Region boundary data
____

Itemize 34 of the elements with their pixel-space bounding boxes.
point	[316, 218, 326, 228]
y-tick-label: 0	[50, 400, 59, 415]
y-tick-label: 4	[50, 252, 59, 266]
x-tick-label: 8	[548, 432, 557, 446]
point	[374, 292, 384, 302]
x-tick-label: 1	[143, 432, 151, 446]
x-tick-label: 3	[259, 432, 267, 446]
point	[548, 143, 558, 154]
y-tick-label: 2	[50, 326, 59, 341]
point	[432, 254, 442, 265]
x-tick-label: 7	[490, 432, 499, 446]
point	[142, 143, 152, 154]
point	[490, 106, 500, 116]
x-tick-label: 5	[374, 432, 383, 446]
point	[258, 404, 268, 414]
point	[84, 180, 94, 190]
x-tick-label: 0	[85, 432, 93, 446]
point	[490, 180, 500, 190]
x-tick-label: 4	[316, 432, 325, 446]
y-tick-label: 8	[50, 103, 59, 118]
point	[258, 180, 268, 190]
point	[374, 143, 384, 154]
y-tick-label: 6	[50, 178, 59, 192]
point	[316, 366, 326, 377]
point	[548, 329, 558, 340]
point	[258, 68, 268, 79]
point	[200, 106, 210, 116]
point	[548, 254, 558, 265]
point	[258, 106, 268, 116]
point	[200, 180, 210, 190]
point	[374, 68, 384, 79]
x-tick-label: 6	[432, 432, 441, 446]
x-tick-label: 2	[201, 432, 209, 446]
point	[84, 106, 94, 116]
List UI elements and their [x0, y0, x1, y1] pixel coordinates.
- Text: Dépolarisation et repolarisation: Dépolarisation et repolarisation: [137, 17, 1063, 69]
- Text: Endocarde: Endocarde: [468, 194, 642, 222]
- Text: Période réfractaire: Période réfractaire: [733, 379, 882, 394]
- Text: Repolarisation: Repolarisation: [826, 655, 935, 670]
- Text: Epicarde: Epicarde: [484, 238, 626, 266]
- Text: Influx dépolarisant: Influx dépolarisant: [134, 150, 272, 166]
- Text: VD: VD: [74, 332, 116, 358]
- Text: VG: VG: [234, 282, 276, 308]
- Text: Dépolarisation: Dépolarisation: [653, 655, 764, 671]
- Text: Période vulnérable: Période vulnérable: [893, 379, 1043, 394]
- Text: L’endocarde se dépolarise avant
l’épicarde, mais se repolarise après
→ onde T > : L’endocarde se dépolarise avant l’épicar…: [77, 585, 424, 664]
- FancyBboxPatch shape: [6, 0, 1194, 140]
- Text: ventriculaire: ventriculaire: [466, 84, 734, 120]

____

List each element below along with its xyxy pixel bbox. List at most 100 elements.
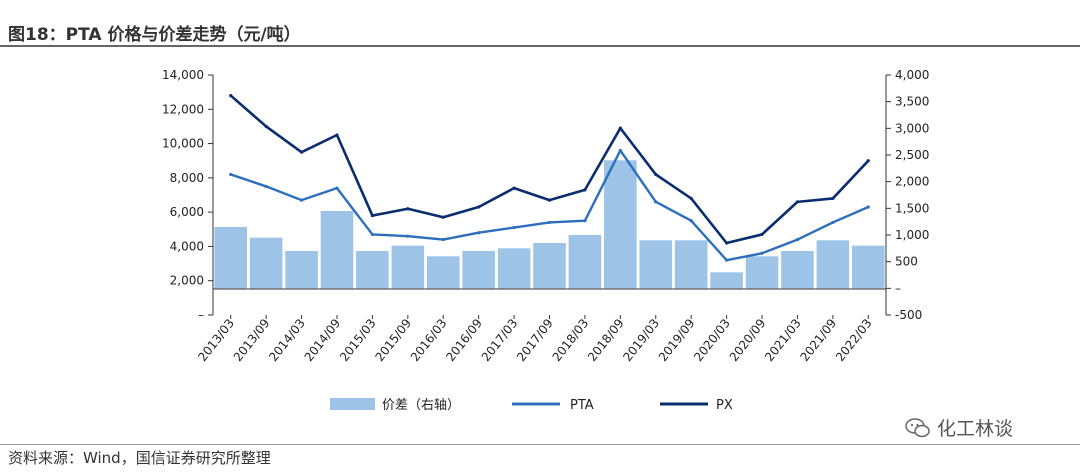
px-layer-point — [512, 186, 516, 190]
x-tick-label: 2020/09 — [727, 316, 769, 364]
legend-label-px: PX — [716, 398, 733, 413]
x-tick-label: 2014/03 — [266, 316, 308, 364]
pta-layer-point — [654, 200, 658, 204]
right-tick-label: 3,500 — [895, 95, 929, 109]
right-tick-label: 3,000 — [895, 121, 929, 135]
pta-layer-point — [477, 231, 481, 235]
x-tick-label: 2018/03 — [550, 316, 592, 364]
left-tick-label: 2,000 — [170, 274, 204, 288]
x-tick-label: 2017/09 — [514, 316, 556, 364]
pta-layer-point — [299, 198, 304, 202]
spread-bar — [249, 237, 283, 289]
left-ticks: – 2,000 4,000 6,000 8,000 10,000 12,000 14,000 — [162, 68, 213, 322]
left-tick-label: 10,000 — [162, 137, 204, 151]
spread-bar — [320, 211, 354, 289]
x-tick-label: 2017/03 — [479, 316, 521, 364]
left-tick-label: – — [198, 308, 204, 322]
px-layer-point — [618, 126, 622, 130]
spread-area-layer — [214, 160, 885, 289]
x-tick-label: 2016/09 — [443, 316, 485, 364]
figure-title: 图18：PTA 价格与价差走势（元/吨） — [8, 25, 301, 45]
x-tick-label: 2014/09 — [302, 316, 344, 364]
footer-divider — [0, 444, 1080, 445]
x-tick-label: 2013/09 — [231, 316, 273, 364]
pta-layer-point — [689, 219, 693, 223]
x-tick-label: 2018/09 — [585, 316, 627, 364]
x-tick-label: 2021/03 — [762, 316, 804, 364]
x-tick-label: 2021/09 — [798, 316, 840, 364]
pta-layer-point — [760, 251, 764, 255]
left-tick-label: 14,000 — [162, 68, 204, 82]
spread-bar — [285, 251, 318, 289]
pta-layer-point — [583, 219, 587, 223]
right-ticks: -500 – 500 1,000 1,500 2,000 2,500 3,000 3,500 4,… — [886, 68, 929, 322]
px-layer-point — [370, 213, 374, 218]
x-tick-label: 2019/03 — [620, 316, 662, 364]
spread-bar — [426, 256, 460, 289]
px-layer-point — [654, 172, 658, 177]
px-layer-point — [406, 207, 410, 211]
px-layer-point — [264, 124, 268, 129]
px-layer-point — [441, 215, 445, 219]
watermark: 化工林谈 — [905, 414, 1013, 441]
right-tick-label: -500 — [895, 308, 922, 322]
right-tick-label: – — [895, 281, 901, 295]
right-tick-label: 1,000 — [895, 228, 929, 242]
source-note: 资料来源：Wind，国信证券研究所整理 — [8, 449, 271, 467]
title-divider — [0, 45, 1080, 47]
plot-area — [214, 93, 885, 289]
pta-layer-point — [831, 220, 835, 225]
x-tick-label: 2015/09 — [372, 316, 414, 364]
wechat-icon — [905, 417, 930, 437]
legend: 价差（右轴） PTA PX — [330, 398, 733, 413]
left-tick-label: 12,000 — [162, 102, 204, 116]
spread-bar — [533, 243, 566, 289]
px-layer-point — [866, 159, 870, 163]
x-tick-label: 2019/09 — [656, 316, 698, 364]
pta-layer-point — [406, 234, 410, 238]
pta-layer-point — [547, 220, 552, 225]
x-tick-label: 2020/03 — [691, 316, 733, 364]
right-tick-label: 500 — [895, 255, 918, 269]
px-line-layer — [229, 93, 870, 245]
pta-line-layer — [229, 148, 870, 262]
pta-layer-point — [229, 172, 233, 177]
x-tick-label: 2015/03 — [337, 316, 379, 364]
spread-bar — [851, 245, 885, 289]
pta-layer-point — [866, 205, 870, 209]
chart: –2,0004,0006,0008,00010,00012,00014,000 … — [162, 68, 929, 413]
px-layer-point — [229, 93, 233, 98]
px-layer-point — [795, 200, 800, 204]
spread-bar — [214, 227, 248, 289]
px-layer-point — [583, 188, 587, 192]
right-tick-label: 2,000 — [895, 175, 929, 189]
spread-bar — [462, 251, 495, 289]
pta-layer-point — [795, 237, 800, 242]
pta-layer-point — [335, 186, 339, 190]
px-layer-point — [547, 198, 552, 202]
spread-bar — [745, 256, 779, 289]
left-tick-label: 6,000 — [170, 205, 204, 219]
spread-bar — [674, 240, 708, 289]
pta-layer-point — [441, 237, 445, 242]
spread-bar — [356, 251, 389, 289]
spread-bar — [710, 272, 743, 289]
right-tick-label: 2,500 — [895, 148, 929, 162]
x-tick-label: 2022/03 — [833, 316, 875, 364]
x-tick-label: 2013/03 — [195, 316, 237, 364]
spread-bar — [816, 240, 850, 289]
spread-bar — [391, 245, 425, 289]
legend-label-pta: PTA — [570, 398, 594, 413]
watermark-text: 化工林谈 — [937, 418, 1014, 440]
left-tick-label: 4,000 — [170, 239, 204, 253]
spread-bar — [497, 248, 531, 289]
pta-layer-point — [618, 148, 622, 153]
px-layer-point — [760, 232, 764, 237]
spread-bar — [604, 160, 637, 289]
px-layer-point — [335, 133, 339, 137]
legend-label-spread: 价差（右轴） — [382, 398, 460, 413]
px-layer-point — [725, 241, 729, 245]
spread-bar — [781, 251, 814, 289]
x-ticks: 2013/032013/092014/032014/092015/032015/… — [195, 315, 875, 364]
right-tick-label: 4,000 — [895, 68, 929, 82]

____

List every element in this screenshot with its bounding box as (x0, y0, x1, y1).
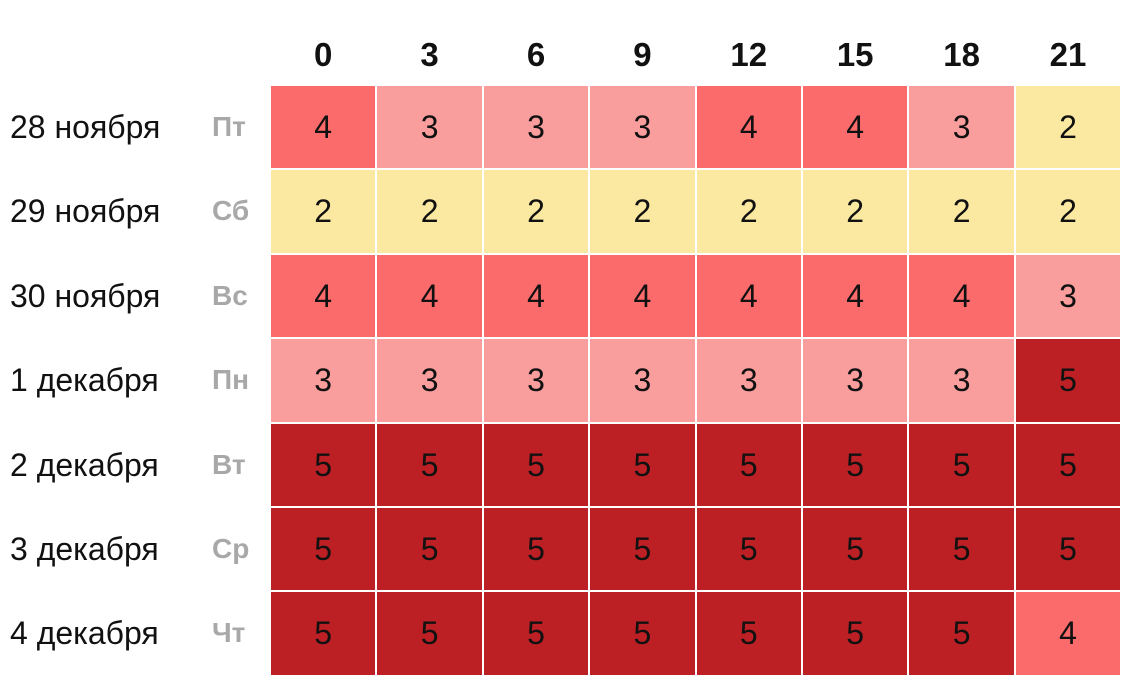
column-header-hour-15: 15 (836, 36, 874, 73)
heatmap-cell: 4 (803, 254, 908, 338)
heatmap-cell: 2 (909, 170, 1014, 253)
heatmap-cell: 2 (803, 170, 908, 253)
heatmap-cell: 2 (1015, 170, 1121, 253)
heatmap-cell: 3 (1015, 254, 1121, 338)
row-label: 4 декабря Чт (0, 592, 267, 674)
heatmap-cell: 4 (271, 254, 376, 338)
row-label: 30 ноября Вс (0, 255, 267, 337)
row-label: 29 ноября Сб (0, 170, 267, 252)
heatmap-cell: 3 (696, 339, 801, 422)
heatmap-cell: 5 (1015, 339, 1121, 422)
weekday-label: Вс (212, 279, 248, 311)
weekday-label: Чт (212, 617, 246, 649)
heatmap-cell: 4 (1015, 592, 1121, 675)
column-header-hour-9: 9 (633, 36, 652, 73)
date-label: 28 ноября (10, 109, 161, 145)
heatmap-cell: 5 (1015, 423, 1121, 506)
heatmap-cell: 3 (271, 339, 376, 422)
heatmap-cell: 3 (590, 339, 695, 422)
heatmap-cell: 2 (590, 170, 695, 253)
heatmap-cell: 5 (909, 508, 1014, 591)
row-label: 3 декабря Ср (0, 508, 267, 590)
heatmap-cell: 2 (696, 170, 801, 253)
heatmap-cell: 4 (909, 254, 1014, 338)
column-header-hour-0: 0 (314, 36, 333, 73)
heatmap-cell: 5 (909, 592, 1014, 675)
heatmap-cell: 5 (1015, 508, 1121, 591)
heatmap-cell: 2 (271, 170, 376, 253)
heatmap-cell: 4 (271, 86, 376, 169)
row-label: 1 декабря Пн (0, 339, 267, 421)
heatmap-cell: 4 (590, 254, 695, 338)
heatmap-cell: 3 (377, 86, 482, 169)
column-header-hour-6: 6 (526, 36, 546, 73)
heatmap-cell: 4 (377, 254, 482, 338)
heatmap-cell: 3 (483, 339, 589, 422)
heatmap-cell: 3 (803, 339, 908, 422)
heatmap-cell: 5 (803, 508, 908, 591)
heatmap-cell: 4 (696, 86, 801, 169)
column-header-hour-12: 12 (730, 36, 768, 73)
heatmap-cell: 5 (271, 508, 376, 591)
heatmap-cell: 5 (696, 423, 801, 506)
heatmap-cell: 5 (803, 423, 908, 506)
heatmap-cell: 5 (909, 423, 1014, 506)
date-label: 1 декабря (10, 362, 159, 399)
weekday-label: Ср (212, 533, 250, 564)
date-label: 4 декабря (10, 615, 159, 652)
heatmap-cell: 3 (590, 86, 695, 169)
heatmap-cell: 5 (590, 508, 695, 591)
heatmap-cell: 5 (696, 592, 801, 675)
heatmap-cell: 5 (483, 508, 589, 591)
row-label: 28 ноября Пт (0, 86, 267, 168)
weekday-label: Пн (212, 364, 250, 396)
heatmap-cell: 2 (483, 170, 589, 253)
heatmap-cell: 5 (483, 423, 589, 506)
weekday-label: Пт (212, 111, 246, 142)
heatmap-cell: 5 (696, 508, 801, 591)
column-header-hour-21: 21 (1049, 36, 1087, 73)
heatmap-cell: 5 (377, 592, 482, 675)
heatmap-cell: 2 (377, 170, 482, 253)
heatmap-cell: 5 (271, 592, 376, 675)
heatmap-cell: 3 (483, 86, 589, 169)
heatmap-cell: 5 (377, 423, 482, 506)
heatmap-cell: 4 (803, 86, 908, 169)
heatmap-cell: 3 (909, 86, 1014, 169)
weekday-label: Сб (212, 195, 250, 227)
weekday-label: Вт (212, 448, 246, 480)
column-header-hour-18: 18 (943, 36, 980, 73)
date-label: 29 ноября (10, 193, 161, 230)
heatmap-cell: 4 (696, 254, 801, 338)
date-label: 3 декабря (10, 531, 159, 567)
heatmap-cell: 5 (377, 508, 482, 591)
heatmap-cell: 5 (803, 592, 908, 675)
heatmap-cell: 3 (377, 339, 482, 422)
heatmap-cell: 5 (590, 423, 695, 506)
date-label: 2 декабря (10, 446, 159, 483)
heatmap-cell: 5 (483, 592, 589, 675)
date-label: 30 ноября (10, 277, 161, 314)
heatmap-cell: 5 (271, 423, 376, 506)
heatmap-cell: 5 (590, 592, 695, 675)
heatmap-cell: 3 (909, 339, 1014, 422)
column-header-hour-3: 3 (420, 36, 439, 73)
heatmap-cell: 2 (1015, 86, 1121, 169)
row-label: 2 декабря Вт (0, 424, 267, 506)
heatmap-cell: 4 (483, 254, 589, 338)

____

** The exercise **
Reproduce the entries from the line with "px-layer-point — [512, 186, 516, 190]" to the line with "left-tick-label: 10,000 —", including both of those lines.

** Solution below **
px-layer-point — [512, 186, 516, 190]
x-tick-label: 2020/09 — [727, 316, 769, 364]
legend-label-px: PX — [716, 398, 733, 413]
x-tick-label: 2014/03 — [266, 316, 308, 364]
pta-layer-point — [654, 200, 658, 204]
right-tick-label: 3,500 — [895, 95, 929, 109]
right-tick-label: 3,000 — [895, 121, 929, 135]
pta-layer-point — [477, 231, 481, 235]
x-tick-label: 2018/03 — [550, 316, 592, 364]
left-tick-label: 2,000 — [170, 274, 204, 288]
x-tick-label: 2017/09 — [514, 316, 556, 364]
pta-layer-point — [299, 198, 304, 202]
spread-bar — [249, 237, 283, 289]
left-ticks: – 2,000 4,000 6,000 8,000 10,000 12,000 14,000 — [162, 68, 213, 322]
left-tick-label: 10,000 — [162, 137, 204, 151]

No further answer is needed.